● The exercise:
Your task is to copy every line of the records below that contains "pattern".
(begin)
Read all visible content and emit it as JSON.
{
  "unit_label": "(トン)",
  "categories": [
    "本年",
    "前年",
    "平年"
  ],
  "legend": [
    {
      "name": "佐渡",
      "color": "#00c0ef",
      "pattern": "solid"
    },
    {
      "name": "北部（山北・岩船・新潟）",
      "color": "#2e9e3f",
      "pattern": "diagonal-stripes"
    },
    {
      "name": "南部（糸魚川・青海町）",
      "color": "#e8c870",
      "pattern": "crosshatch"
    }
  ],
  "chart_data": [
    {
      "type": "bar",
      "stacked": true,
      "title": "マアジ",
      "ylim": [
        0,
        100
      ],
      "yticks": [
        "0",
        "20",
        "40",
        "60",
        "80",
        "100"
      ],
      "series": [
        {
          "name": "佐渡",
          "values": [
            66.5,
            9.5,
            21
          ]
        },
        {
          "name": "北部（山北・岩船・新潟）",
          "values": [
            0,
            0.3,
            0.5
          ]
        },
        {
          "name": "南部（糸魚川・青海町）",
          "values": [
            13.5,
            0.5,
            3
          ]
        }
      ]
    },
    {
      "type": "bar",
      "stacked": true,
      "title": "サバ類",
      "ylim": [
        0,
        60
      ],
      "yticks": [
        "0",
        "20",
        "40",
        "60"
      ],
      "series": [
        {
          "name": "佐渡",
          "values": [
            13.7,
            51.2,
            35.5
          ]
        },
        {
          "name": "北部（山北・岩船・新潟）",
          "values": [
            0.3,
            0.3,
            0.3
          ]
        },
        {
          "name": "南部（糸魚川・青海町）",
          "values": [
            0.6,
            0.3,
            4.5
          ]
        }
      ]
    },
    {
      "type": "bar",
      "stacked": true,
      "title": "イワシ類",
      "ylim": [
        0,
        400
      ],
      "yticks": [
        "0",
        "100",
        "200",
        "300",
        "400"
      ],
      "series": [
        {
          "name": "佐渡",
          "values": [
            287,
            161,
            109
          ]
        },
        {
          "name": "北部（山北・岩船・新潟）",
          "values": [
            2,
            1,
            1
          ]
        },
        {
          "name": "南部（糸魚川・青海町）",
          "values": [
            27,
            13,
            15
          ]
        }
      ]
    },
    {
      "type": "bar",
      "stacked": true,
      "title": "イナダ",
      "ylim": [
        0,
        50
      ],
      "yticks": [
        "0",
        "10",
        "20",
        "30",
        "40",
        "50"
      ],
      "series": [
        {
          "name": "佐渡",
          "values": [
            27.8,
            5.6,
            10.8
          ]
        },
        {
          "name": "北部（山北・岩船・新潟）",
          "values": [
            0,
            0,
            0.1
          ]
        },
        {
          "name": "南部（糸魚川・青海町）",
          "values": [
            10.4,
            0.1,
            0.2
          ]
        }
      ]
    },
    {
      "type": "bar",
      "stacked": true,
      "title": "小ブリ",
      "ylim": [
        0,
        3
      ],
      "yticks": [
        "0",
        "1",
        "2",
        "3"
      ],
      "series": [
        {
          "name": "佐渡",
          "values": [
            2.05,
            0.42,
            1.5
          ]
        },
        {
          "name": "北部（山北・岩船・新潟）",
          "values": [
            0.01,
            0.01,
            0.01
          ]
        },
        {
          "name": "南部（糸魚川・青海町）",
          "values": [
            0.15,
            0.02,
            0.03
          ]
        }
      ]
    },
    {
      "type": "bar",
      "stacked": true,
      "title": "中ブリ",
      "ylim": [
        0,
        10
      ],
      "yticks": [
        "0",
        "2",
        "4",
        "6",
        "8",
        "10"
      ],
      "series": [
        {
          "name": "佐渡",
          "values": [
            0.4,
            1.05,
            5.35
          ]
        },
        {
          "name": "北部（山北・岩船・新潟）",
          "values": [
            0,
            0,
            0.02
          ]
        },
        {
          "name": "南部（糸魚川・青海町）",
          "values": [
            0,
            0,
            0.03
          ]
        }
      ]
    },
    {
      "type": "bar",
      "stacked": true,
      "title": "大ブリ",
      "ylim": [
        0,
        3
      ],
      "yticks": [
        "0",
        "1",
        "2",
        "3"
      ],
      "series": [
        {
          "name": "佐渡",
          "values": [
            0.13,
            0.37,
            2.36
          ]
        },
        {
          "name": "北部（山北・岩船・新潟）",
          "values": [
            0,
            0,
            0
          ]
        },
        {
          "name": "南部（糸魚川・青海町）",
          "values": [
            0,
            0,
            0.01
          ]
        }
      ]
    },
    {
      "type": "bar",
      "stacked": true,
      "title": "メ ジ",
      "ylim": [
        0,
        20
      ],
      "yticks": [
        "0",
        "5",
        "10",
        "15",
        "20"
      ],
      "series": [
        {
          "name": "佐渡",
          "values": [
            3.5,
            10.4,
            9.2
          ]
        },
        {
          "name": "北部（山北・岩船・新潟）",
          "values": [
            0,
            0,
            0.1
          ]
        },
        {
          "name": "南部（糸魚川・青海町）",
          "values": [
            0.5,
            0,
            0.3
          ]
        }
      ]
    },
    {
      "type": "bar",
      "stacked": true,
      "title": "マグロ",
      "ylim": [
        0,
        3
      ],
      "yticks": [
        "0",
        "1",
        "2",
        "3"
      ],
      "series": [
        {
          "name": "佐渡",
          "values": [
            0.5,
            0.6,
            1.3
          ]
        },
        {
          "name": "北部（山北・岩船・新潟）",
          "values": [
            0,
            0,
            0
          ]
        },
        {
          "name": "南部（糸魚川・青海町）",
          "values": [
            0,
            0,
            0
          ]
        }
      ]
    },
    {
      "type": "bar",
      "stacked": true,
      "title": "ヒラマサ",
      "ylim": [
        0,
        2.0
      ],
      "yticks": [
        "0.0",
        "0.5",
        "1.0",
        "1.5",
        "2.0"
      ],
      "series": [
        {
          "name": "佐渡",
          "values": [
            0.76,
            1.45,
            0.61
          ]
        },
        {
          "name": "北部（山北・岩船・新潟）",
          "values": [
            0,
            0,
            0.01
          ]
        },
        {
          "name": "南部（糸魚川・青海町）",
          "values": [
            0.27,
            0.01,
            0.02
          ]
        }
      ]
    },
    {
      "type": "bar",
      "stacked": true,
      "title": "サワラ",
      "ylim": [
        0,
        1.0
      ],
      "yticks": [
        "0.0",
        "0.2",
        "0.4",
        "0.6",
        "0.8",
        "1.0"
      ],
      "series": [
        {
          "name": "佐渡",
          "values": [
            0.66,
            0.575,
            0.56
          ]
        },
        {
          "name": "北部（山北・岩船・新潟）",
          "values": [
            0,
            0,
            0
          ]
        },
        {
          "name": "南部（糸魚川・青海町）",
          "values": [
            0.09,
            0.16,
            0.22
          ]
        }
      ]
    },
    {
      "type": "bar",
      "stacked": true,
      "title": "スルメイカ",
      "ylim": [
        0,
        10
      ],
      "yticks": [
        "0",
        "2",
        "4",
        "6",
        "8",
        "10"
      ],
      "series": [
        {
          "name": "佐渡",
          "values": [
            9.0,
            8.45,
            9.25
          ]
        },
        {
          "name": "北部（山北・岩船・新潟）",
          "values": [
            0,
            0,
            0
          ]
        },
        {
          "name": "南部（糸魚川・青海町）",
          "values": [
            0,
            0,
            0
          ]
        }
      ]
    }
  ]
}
(end)
● Complete response:
      "pattern": "solid"
      "pattern": "diagonal-stripes"
      "pattern": "crosshatch"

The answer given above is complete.